*WHAT IS ASKED*: Identify the lines containing the word "рамках". Copy each one.

● ● ● ●

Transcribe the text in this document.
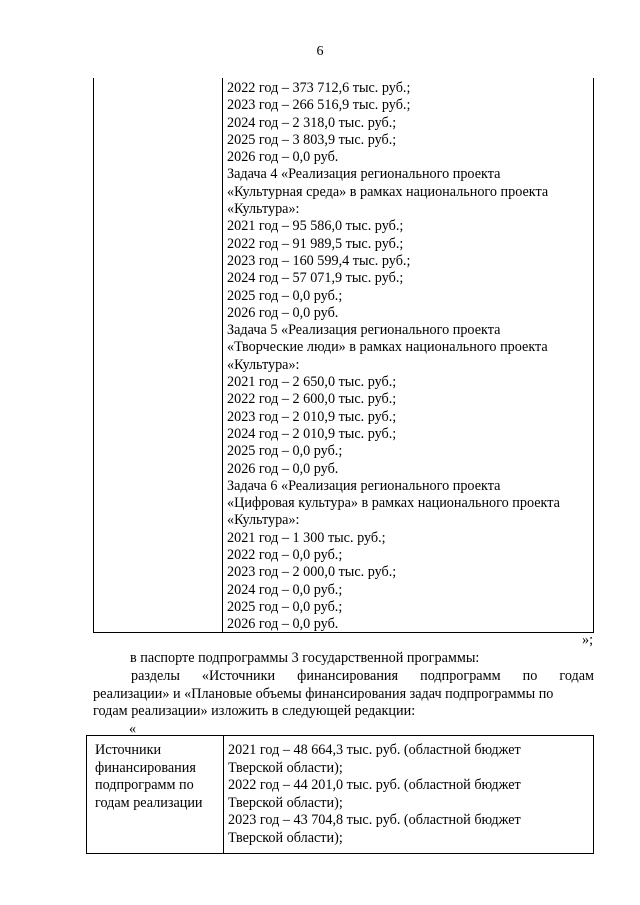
6
2022 год – 373 712,6 тыс. руб.;
2023 год – 266 516,9 тыс. руб.;
2024 год – 2 318,0 тыс. руб.;
2025 год – 3 803,9 тыс. руб.;
2026 год – 0,0 руб.
Задача 4 «Реализация регионального проекта
«Культурная среда» в рамках национального проекта
«Культура»:
2021 год – 95 586,0 тыс. руб.;
2022 год – 91 989,5 тыс. руб.;
2023 год – 160 599,4 тыс. руб.;
2024 год – 57 071,9 тыс. руб.;
2025 год – 0,0 руб.;
2026 год – 0,0 руб.
Задача 5 «Реализация регионального проекта
«Творческие люди» в рамках национального проекта
«Культура»:
2021 год – 2 650,0 тыс. руб.;
2022 год – 2 600,0 тыс. руб.;
2023 год – 2 010,9 тыс. руб.;
2024 год – 2 010,9 тыс. руб.;
2025 год – 0,0 руб.;
2026 год – 0,0 руб.
Задача 6 «Реализация регионального проекта
«Цифровая культура» в рамках национального проекта
«Культура»:
2021 год – 1 300 тыс. руб.;
2022 год – 0,0 руб.;
2023 год – 2 000,0 тыс. руб.;
2024 год – 0,0 руб.;
2025 год – 0,0 руб.;
2026 год – 0,0 руб.
»;
в паспорте подпрограммы 3 государственной программы:
разделы «Источники финансирования подпрограмм по годам
реализации» и «Плановые объемы финансирования задач подпрограммы по
годам реализации» изложить в следующей редакции:
«
Источники
финансирования
подпрограмм по
годам реализации
2021 год – 48 664,3 тыс. руб. (областной бюджет
Тверской области);
2022 год – 44 201,0 тыс. руб. (областной бюджет
Тверской области);
2023 год – 43 704,8 тыс. руб. (областной бюджет
Тверской области);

● ● ● ●

*THE ANSWER*:
«Культурная среда» в рамках национального проекта
«Творческие люди» в рамках национального проекта
«Цифровая культура» в рамках национального проекта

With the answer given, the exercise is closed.